GOAL: Copy out the entries exactly, from the first line to the last.
[START]
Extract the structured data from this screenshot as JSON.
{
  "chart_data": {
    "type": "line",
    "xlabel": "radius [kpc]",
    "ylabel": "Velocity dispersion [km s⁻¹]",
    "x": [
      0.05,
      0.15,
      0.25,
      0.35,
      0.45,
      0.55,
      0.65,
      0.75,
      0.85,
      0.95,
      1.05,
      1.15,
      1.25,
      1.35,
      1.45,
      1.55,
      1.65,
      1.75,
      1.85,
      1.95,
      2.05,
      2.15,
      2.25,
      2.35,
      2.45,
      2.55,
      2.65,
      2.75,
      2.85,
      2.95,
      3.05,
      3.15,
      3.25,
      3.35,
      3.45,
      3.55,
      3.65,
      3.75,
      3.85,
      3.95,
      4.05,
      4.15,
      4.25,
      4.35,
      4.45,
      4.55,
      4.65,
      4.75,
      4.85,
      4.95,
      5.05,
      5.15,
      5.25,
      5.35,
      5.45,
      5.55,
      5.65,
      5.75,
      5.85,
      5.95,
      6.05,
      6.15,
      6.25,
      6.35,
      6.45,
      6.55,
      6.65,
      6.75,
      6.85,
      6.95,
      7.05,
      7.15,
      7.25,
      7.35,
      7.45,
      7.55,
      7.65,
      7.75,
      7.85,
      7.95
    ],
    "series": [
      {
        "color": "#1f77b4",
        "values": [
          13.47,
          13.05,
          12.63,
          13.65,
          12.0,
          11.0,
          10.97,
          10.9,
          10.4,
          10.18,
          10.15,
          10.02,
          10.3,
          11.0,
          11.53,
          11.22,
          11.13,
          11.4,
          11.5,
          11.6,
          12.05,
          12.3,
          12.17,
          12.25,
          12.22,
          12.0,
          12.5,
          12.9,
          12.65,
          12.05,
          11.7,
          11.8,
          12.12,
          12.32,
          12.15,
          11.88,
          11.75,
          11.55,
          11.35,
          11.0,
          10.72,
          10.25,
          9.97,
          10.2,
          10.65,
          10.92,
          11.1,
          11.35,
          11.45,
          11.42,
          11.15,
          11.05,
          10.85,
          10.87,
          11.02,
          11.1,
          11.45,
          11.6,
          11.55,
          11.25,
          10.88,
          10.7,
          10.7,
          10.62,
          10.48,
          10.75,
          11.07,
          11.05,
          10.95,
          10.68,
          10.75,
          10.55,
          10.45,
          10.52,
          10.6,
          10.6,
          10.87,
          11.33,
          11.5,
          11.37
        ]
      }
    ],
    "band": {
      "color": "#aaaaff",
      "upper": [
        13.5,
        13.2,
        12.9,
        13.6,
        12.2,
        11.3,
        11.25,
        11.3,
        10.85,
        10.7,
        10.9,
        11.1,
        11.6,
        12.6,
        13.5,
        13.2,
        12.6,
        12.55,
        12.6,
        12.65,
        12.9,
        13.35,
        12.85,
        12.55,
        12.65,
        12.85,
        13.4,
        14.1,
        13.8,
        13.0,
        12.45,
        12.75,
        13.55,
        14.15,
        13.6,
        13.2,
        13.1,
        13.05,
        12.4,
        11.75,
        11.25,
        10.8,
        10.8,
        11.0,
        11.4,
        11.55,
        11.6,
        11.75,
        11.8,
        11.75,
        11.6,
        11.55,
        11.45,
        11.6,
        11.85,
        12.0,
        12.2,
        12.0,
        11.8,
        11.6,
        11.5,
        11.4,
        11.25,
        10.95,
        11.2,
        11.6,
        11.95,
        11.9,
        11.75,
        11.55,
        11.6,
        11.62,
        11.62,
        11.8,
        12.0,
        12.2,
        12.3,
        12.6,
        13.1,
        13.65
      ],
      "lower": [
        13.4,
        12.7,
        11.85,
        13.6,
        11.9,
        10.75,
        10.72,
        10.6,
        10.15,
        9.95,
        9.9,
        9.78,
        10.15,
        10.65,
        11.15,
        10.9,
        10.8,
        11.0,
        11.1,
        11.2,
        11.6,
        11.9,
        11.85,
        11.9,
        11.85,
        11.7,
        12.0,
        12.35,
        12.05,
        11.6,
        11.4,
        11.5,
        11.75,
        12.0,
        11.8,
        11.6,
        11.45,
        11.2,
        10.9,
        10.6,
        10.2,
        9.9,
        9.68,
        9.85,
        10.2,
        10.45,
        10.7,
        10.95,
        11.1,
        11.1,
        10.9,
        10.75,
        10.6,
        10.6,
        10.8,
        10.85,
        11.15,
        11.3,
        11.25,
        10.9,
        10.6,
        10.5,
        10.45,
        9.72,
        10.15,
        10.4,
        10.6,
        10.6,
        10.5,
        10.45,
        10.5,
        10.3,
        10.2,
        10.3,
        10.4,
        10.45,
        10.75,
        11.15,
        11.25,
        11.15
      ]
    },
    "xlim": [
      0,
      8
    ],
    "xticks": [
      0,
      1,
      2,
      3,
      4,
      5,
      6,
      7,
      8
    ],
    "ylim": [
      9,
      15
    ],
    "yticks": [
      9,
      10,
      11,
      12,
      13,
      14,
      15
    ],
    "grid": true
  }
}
[END]
FINISHED EXERCISE:
Extract the structured data from this screenshot as JSON.
{
  "chart_data": {
    "type": "line",
    "xlabel": "radius [kpc]",
    "ylabel": "Velocity dispersion [km s⁻¹]",
    "x": [
      0.05,
      0.15,
      0.25,
      0.35,
      0.45,
      0.55,
      0.65,
      0.75,
      0.85,
      0.95,
      1.05,
      1.15,
      1.25,
      1.35,
      1.45,
      1.55,
      1.65,
      1.75,
      1.85,
      1.95,
      2.05,
      2.15,
      2.25,
      2.35,
      2.45,
      2.55,
      2.65,
      2.75,
      2.85,
      2.95,
      3.05,
      3.15,
      3.25,
      3.35,
      3.45,
      3.55,
      3.65,
      3.75,
      3.85,
      3.95,
      4.05,
      4.15,
      4.25,
      4.35,
      4.45,
      4.55,
      4.65,
      4.75,
      4.85,
      4.95,
      5.05,
      5.15,
      5.25,
      5.35,
      5.45,
      5.55,
      5.65,
      5.75,
      5.85,
      5.95,
      6.05,
      6.15,
      6.25,
      6.35,
      6.45,
      6.55,
      6.65,
      6.75,
      6.85,
      6.95,
      7.05,
      7.15,
      7.25,
      7.35,
      7.45,
      7.55,
      7.65,
      7.75,
      7.85,
      7.95
    ],
    "series": [
      {
        "color": "#1f77b4",
        "values": [
          13.47,
          13.05,
          12.63,
          13.65,
          12.0,
          11.0,
          10.97,
          10.9,
          10.4,
          10.18,
          10.15,
          10.02,
          10.3,
          11.0,
          11.53,
          11.22,
          11.13,
          11.4,
          11.5,
          11.6,
          12.05,
          12.3,
          12.17,
          12.25,
          12.22,
          12.0,
          12.5,
          12.9,
          12.65,
          12.05,
          11.7,
          11.8,
          12.12,
          12.32,
          12.15,
          11.88,
          11.75,
          11.55,
          11.35,
          11.0,
          10.72,
          10.25,
          9.97,
          10.2,
          10.65,
          10.92,
          11.1,
          11.35,
          11.45,
          11.42,
          11.15,
          11.05,
          10.85,
          10.87,
          11.02,
          11.1,
          11.45,
          11.6,
          11.55,
          11.25,
          10.88,
          10.7,
          10.7,
          10.62,
          10.48,
          10.75,
          11.07,
          11.05,
          10.95,
          10.68,
          10.75,
          10.55,
          10.45,
          10.52,
          10.6,
          10.6,
          10.87,
          11.33,
          11.5,
          11.37
        ]
      }
    ],
    "band": {
      "color": "#aaaaff",
      "upper": [
        13.5,
        13.2,
        12.9,
        13.6,
        12.2,
        11.3,
        11.25,
        11.3,
        10.85,
        10.7,
        10.9,
        11.1,
        11.6,
        12.6,
        13.5,
        13.2,
        12.6,
        12.55,
        12.6,
        12.65,
        12.9,
        13.35,
        12.85,
        12.55,
        12.65,
        12.85,
        13.4,
        14.1,
        13.8,
        13.0,
        12.45,
        12.75,
        13.55,
        14.15,
        13.6,
        13.2,
        13.1,
        13.05,
        12.4,
        11.75,
        11.25,
        10.8,
        10.8,
        11.0,
        11.4,
        11.55,
        11.6,
        11.75,
        11.8,
        11.75,
        11.6,
        11.55,
        11.45,
        11.6,
        11.85,
        12.0,
        12.2,
        12.0,
        11.8,
        11.6,
        11.5,
        11.4,
        11.25,
        10.95,
        11.2,
        11.6,
        11.95,
        11.9,
        11.75,
        11.55,
        11.6,
        11.62,
        11.62,
        11.8,
        12.0,
        12.2,
        12.3,
        12.6,
        13.1,
        13.65
      ],
      "lower": [
        13.4,
        12.7,
        11.85,
        13.6,
        11.9,
        10.75,
        10.72,
        10.6,
        10.15,
        9.95,
        9.9,
        9.78,
        10.15,
        10.65,
        11.15,
        10.9,
        10.8,
        11.0,
        11.1,
        11.2,
        11.6,
        11.9,
        11.85,
        11.9,
        11.85,
        11.7,
        12.0,
        12.35,
        12.05,
        11.6,
        11.4,
        11.5,
        11.75,
        12.0,
        11.8,
        11.6,
        11.45,
        11.2,
        10.9,
        10.6,
        10.2,
        9.9,
        9.68,
        9.85,
        10.2,
        10.45,
        10.7,
        10.95,
        11.1,
        11.1,
        10.9,
        10.75,
        10.6,
        10.6,
        10.8,
        10.85,
        11.15,
        11.3,
        11.25,
        10.9,
        10.6,
        10.5,
        10.45,
        9.72,
        10.15,
        10.4,
        10.6,
        10.6,
        10.5,
        10.45,
        10.5,
        10.3,
        10.2,
        10.3,
        10.4,
        10.45,
        10.75,
        11.15,
        11.25,
        11.15
      ]
    },
    "xlim": [
      0,
      8
    ],
    "xticks": [
      0,
      1,
      2,
      3,
      4,
      5,
      6,
      7,
      8
    ],
    "ylim": [
      9,
      15
    ],
    "yticks": [
      9,
      10,
      11,
      12,
      13,
      14,
      15
    ],
    "grid": true
  }
}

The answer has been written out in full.